#### [Task instructions]
Which lines below hold the word "KOMPOTT"? Report each one.

——

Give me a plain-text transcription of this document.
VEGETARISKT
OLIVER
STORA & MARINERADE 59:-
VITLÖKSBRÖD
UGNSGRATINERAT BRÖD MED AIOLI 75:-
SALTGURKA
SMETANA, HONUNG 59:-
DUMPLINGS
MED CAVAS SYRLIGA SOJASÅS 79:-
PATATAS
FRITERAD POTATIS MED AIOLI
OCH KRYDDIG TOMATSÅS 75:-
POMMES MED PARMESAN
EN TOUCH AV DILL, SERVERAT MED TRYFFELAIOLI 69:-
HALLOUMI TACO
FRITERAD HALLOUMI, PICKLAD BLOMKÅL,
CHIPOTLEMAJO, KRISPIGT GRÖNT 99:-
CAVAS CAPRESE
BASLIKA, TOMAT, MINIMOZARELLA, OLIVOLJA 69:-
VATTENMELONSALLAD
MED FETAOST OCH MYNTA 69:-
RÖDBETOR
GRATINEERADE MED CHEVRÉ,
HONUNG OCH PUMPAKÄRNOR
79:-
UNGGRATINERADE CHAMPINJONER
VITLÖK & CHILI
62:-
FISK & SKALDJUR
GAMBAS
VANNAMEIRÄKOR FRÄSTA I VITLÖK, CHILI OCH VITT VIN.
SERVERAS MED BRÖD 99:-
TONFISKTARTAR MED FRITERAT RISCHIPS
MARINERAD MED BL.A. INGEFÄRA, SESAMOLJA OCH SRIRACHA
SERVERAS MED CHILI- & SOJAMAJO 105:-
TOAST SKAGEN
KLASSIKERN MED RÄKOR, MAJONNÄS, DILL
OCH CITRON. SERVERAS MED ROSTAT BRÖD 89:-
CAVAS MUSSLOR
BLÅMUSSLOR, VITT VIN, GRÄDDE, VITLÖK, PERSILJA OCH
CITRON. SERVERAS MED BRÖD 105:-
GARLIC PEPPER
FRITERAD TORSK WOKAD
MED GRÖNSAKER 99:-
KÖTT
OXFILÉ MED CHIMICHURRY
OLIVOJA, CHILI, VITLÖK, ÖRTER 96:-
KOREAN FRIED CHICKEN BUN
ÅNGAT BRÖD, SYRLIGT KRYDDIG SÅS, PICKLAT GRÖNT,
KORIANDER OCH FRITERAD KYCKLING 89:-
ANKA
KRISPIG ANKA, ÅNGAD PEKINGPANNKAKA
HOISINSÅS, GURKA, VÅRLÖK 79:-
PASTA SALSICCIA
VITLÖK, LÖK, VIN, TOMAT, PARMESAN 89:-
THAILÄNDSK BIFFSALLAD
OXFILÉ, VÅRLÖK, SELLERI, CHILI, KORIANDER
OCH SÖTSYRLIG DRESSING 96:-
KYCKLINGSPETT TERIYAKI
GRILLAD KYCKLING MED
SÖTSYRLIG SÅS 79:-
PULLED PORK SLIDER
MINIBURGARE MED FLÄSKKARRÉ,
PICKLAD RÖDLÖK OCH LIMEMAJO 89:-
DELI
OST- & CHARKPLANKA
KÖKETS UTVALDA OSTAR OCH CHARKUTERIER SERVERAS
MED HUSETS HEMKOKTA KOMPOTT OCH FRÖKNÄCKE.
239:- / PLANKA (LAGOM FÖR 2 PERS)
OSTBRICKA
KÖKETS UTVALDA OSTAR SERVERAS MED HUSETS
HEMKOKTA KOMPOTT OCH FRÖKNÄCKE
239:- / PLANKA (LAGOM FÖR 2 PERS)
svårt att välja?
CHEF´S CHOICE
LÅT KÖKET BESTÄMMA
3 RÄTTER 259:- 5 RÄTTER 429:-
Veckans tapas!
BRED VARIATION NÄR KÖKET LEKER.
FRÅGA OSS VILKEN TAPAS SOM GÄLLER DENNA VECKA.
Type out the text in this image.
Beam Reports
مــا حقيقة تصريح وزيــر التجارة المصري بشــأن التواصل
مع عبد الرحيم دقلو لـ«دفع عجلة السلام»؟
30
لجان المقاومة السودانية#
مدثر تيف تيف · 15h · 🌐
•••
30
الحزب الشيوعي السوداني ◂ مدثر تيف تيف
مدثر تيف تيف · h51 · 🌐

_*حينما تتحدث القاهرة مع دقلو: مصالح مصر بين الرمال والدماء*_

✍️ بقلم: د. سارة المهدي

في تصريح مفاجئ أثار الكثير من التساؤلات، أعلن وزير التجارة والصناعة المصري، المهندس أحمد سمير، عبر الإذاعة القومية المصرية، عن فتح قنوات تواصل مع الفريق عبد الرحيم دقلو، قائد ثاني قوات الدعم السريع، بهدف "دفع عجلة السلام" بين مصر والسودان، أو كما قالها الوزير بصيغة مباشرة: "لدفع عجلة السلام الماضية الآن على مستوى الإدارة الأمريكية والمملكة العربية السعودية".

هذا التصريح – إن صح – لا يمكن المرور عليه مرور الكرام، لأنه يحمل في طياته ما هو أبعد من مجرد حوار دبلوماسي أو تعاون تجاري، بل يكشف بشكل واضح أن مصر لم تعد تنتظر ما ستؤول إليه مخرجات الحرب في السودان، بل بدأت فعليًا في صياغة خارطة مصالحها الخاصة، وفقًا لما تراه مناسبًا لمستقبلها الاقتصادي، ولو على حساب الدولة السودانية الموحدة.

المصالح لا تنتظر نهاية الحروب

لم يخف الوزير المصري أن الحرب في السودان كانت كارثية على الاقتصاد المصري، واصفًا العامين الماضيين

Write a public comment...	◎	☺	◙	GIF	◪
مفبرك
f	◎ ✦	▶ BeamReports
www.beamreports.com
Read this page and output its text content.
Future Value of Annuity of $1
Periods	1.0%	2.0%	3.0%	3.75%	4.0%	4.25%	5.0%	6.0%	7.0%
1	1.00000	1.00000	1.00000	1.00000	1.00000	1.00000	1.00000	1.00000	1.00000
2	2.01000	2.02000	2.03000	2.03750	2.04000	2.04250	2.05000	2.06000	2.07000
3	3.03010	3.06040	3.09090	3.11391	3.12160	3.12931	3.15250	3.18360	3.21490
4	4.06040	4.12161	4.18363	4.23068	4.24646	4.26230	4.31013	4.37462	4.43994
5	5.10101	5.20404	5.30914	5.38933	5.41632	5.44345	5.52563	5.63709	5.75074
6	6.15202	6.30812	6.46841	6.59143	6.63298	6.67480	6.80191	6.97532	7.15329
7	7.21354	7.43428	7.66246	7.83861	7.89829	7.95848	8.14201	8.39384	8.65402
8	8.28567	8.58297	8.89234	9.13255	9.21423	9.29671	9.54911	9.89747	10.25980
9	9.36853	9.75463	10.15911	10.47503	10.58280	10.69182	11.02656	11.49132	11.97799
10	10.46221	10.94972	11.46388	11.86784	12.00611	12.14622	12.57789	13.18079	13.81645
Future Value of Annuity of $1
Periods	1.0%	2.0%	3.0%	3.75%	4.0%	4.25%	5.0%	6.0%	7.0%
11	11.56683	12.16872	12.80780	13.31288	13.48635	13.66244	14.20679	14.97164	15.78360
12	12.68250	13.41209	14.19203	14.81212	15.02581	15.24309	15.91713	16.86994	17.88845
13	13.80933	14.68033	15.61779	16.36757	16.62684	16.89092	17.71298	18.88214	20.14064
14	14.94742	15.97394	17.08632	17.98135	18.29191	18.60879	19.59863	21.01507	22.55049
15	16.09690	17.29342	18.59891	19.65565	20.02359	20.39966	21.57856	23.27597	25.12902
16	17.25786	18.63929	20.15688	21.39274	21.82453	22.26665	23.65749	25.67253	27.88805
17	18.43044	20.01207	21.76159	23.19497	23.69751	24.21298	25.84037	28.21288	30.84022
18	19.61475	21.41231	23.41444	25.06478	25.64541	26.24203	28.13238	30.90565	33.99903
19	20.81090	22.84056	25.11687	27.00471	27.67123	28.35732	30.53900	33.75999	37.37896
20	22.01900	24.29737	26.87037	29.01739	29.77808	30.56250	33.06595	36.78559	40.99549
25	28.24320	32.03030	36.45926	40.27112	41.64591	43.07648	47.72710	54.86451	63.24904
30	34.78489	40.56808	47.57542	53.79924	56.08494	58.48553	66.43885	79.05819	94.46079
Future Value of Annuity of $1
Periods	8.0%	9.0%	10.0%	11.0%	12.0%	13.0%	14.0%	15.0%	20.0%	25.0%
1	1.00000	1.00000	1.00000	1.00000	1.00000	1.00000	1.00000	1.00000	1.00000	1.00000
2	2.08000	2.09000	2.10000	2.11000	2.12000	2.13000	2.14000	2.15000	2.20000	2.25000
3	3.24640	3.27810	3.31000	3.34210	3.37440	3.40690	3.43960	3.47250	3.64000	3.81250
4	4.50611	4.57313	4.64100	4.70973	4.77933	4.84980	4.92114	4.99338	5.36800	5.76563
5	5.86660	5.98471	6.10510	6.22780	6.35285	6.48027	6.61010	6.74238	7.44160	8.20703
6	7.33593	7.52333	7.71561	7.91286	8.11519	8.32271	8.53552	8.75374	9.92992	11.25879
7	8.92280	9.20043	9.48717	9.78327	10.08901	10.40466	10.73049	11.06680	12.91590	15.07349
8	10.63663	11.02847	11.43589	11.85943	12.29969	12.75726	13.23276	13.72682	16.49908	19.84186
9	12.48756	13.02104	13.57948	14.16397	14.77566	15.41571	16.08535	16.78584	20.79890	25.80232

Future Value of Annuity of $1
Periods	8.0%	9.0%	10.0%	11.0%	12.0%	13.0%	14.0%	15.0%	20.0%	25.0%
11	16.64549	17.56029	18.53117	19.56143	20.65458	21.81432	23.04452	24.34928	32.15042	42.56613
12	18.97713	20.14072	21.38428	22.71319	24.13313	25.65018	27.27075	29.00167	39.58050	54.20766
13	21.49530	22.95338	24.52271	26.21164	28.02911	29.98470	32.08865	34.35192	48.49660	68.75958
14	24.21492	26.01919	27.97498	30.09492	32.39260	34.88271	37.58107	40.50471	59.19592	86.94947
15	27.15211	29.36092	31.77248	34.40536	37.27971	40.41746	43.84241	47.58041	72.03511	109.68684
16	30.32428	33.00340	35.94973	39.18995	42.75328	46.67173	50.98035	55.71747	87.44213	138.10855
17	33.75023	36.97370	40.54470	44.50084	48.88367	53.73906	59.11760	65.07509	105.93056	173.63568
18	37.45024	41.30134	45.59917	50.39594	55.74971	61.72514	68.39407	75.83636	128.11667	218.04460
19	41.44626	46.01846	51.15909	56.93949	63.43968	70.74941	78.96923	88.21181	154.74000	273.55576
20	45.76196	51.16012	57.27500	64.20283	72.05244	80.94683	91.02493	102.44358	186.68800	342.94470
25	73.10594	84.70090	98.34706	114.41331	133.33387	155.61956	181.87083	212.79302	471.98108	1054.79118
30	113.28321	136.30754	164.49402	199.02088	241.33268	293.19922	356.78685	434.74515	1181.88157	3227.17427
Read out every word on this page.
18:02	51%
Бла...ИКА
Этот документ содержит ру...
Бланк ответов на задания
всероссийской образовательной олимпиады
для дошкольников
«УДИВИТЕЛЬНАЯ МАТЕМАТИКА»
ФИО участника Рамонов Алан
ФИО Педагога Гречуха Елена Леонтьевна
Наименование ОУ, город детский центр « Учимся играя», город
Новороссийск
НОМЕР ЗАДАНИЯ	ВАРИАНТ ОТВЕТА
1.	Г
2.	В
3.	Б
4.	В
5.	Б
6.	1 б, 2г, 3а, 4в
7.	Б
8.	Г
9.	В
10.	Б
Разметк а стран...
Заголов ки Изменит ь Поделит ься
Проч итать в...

——

#### [Problem solution]
MED HUSETS HEMKOKTA KOMPOTT OCH FRÖKNÄCKE.
HEMKOKTA KOMPOTT OCH FRÖKNÄCKE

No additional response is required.